— start STORED ROWS —

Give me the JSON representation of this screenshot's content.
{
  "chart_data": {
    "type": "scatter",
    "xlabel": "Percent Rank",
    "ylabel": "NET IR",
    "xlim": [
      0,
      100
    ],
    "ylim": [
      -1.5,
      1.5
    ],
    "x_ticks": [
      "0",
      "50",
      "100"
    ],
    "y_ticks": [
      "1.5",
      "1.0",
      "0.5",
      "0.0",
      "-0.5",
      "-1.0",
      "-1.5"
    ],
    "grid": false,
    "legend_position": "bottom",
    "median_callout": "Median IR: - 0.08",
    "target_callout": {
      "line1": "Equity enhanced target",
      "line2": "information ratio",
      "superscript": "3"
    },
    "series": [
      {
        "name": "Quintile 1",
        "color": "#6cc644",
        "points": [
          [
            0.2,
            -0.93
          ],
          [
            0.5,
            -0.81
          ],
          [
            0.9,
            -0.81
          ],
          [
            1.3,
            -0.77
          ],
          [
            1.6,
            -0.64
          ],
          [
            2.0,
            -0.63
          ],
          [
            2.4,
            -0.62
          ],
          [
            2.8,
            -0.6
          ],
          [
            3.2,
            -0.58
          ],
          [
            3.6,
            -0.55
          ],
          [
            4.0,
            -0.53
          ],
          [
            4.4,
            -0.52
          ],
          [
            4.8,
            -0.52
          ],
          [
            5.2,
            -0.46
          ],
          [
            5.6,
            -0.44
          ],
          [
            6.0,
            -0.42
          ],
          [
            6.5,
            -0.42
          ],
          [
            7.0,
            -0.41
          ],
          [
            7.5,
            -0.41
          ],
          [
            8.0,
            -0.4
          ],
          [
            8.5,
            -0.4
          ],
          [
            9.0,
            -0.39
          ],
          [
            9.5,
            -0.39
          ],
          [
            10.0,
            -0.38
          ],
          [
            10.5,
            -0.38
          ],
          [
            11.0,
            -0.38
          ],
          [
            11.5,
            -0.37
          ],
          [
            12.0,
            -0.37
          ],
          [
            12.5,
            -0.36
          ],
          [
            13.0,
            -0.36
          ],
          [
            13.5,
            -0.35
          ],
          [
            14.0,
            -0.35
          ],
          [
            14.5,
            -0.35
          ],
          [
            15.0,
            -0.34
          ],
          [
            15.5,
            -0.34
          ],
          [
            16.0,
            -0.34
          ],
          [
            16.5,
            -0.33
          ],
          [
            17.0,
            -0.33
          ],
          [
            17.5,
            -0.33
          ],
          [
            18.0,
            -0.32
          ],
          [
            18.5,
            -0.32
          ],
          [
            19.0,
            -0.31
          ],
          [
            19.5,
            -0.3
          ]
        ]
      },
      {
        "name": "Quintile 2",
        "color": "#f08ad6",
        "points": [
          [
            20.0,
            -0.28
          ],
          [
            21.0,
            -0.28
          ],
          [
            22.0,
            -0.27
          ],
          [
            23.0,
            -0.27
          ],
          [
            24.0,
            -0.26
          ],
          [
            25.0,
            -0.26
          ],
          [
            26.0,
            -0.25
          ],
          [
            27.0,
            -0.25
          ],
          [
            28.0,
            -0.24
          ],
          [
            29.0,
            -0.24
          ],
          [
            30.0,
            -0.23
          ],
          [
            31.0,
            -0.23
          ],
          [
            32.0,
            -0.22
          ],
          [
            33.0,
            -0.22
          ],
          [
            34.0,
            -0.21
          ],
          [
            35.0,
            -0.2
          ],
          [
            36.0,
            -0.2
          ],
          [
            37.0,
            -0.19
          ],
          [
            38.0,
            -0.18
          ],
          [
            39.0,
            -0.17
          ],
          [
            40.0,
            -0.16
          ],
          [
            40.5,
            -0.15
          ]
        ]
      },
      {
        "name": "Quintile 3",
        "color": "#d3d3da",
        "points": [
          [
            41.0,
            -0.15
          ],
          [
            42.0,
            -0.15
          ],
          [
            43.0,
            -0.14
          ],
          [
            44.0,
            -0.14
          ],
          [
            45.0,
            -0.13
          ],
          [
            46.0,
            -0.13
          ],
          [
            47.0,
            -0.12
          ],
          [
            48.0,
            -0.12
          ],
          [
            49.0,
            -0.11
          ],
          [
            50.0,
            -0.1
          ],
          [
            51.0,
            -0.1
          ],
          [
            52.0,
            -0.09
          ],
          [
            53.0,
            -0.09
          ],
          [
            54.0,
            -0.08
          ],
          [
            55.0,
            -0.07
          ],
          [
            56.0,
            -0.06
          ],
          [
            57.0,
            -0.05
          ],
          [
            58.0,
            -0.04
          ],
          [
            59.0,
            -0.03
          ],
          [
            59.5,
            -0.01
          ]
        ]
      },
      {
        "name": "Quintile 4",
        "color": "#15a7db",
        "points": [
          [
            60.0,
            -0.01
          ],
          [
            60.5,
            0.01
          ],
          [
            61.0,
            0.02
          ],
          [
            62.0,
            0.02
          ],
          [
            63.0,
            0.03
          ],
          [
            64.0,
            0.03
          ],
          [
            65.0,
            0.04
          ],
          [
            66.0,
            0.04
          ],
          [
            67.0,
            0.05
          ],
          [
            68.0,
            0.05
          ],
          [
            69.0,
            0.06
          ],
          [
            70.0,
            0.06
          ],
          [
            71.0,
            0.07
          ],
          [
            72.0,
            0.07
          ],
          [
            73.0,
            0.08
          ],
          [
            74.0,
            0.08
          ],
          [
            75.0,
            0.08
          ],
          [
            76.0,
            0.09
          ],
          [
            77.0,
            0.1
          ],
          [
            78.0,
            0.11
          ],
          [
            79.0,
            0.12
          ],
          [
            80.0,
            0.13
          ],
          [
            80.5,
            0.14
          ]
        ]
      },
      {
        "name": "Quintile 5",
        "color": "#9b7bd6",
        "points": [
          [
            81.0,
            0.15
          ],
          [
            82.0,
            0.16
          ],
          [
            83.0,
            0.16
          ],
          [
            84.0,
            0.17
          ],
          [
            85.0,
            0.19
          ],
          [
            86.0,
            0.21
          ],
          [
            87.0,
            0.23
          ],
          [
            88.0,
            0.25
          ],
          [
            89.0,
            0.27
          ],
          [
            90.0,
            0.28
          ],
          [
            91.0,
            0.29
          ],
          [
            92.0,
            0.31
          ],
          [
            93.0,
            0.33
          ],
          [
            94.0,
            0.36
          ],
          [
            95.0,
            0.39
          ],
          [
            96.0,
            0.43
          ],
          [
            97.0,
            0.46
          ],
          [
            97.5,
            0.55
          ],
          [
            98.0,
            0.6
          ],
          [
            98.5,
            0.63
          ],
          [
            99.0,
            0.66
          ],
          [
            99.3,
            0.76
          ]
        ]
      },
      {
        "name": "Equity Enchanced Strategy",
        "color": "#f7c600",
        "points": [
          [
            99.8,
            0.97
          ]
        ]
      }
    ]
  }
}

— end STORED ROWS —
— start STORED ROWS —

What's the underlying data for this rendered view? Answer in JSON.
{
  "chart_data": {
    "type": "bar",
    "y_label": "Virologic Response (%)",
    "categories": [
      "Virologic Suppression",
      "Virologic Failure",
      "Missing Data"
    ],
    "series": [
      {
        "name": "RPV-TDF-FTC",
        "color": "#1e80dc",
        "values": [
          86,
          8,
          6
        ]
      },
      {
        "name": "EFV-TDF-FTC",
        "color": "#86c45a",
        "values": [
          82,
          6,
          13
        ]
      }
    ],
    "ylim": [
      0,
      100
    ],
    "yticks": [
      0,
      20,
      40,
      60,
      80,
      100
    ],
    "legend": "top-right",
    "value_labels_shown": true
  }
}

— end STORED ROWS —

> _EXERCISE GOAL_:
Show every line that contains the word "Equity".

> _CORRECT OUTPUT_:
      "line1": "Equity enhanced target",
        "name": "Equity Enchanced Strategy",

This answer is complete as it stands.